Data entries
━━━━━━━━━━━━━━━━━━━━
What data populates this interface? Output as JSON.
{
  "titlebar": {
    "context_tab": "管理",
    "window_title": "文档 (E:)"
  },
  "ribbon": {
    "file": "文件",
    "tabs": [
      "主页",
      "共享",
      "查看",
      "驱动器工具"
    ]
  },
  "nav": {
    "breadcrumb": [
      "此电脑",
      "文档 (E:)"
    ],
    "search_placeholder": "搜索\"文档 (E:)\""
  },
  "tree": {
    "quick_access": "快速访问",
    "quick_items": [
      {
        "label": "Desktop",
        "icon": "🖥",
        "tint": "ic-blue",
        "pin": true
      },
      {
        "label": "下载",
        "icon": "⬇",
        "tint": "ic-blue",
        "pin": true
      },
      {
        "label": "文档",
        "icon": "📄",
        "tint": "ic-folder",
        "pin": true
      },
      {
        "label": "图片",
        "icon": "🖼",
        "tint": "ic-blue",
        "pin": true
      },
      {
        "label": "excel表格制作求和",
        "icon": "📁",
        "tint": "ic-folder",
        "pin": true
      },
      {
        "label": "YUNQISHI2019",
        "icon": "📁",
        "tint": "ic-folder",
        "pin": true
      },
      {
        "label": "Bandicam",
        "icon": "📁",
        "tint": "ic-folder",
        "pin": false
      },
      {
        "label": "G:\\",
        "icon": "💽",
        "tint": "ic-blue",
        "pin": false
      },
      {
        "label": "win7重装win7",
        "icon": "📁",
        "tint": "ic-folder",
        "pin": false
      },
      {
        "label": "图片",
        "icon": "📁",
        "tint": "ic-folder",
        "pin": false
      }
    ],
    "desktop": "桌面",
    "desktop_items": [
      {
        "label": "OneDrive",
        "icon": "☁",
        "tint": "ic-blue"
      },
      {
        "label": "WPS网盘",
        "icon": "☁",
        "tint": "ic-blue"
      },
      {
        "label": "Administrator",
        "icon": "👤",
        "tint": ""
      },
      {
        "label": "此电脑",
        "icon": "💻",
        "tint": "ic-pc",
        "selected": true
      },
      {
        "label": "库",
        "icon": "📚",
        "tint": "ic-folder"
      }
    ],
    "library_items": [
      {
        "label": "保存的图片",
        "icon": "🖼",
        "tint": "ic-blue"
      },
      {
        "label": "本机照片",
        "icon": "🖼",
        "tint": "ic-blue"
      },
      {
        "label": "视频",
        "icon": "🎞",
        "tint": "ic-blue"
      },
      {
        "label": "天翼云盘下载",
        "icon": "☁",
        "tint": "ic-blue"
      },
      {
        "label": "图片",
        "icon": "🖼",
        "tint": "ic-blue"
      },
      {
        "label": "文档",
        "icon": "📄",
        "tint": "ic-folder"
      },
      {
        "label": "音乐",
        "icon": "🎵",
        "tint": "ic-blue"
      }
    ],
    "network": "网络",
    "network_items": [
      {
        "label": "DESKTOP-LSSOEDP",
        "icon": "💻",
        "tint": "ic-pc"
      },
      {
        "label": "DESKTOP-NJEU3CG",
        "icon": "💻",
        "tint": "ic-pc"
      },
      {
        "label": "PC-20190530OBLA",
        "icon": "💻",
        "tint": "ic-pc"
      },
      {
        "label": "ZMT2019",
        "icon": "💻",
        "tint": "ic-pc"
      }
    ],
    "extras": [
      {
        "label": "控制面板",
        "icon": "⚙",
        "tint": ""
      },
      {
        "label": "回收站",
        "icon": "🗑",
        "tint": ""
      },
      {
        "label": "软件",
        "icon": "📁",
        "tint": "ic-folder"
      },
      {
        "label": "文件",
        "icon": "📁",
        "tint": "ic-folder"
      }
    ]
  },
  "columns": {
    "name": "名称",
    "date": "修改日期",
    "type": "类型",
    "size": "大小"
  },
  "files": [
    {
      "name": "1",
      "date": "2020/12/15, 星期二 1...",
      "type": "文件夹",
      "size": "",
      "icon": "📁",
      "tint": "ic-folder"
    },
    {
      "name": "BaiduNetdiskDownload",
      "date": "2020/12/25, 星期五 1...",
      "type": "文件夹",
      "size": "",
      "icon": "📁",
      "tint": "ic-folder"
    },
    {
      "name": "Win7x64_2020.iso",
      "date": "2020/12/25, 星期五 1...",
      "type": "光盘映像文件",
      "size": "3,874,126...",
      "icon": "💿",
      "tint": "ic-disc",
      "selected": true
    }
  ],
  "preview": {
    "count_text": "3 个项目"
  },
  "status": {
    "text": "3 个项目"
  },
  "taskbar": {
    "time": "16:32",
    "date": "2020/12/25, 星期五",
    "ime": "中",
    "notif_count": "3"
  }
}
━━━━━━━━━━━━━━━━━━━━
§ Stated task
Type out the entries again, word for word.

§ Problem solution
What data populates this interface? Output as JSON.
{
  "titlebar": {
    "context_tab": "管理",
    "window_title": "文档 (E:)"
  },
  "ribbon": {
    "file": "文件",
    "tabs": [
      "主页",
      "共享",
      "查看",
      "驱动器工具"
    ]
  },
  "nav": {
    "breadcrumb": [
      "此电脑",
      "文档 (E:)"
    ],
    "search_placeholder": "搜索\"文档 (E:)\""
  },
  "tree": {
    "quick_access": "快速访问",
    "quick_items": [
      {
        "label": "Desktop",
        "icon": "🖥",
        "tint": "ic-blue",
        "pin": true
      },
      {
        "label": "下载",
        "icon": "⬇",
        "tint": "ic-blue",
        "pin": true
      },
      {
        "label": "文档",
        "icon": "📄",
        "tint": "ic-folder",
        "pin": true
      },
      {
        "label": "图片",
        "icon": "🖼",
        "tint": "ic-blue",
        "pin": true
      },
      {
        "label": "excel表格制作求和",
        "icon": "📁",
        "tint": "ic-folder",
        "pin": true
      },
      {
        "label": "YUNQISHI2019",
        "icon": "📁",
        "tint": "ic-folder",
        "pin": true
      },
      {
        "label": "Bandicam",
        "icon": "📁",
        "tint": "ic-folder",
        "pin": false
      },
      {
        "label": "G:\\",
        "icon": "💽",
        "tint": "ic-blue",
        "pin": false
      },
      {
        "label": "win7重装win7",
        "icon": "📁",
        "tint": "ic-folder",
        "pin": false
      },
      {
        "label": "图片",
        "icon": "📁",
        "tint": "ic-folder",
        "pin": false
      }
    ],
    "desktop": "桌面",
    "desktop_items": [
      {
        "label": "OneDrive",
        "icon": "☁",
        "tint": "ic-blue"
      },
      {
        "label": "WPS网盘",
        "icon": "☁",
        "tint": "ic-blue"
      },
      {
        "label": "Administrator",
        "icon": "👤",
        "tint": ""
      },
      {
        "label": "此电脑",
        "icon": "💻",
        "tint": "ic-pc",
        "selected": true
      },
      {
        "label": "库",
        "icon": "📚",
        "tint": "ic-folder"
      }
    ],
    "library_items": [
      {
        "label": "保存的图片",
        "icon": "🖼",
        "tint": "ic-blue"
      },
      {
        "label": "本机照片",
        "icon": "🖼",
        "tint": "ic-blue"
      },
      {
        "label": "视频",
        "icon": "🎞",
        "tint": "ic-blue"
      },
      {
        "label": "天翼云盘下载",
        "icon": "☁",
        "tint": "ic-blue"
      },
      {
        "label": "图片",
        "icon": "🖼",
        "tint": "ic-blue"
      },
      {
        "label": "文档",
        "icon": "📄",
        "tint": "ic-folder"
      },
      {
        "label": "音乐",
        "icon": "🎵",
        "tint": "ic-blue"
      }
    ],
    "network": "网络",
    "network_items": [
      {
        "label": "DESKTOP-LSSOEDP",
        "icon": "💻",
        "tint": "ic-pc"
      },
      {
        "label": "DESKTOP-NJEU3CG",
        "icon": "💻",
        "tint": "ic-pc"
      },
      {
        "label": "PC-20190530OBLA",
        "icon": "💻",
        "tint": "ic-pc"
      },
      {
        "label": "ZMT2019",
        "icon": "💻",
        "tint": "ic-pc"
      }
    ],
    "extras": [
      {
        "label": "控制面板",
        "icon": "⚙",
        "tint": ""
      },
      {
        "label": "回收站",
        "icon": "🗑",
        "tint": ""
      },
      {
        "label": "软件",
        "icon": "📁",
        "tint": "ic-folder"
      },
      {
        "label": "文件",
        "icon": "📁",
        "tint": "ic-folder"
      }
    ]
  },
  "columns": {
    "name": "名称",
    "date": "修改日期",
    "type": "类型",
    "size": "大小"
  },
  "files": [
    {
      "name": "1",
      "date": "2020/12/15, 星期二 1...",
      "type": "文件夹",
      "size": "",
      "icon": "📁",
      "tint": "ic-folder"
    },
    {
      "name": "BaiduNetdiskDownload",
      "date": "2020/12/25, 星期五 1...",
      "type": "文件夹",
      "size": "",
      "icon": "📁",
      "tint": "ic-folder"
    },
    {
      "name": "Win7x64_2020.iso",
      "date": "2020/12/25, 星期五 1...",
      "type": "光盘映像文件",
      "size": "3,874,126...",
      "icon": "💿",
      "tint": "ic-disc",
      "selected": true
    }
  ],
  "preview": {
    "count_text": "3 个项目"
  },
  "status": {
    "text": "3 个项目"
  },
  "taskbar": {
    "time": "16:32",
    "date": "2020/12/25, 星期五",
    "ime": "中",
    "notif_count": "3"
  }
}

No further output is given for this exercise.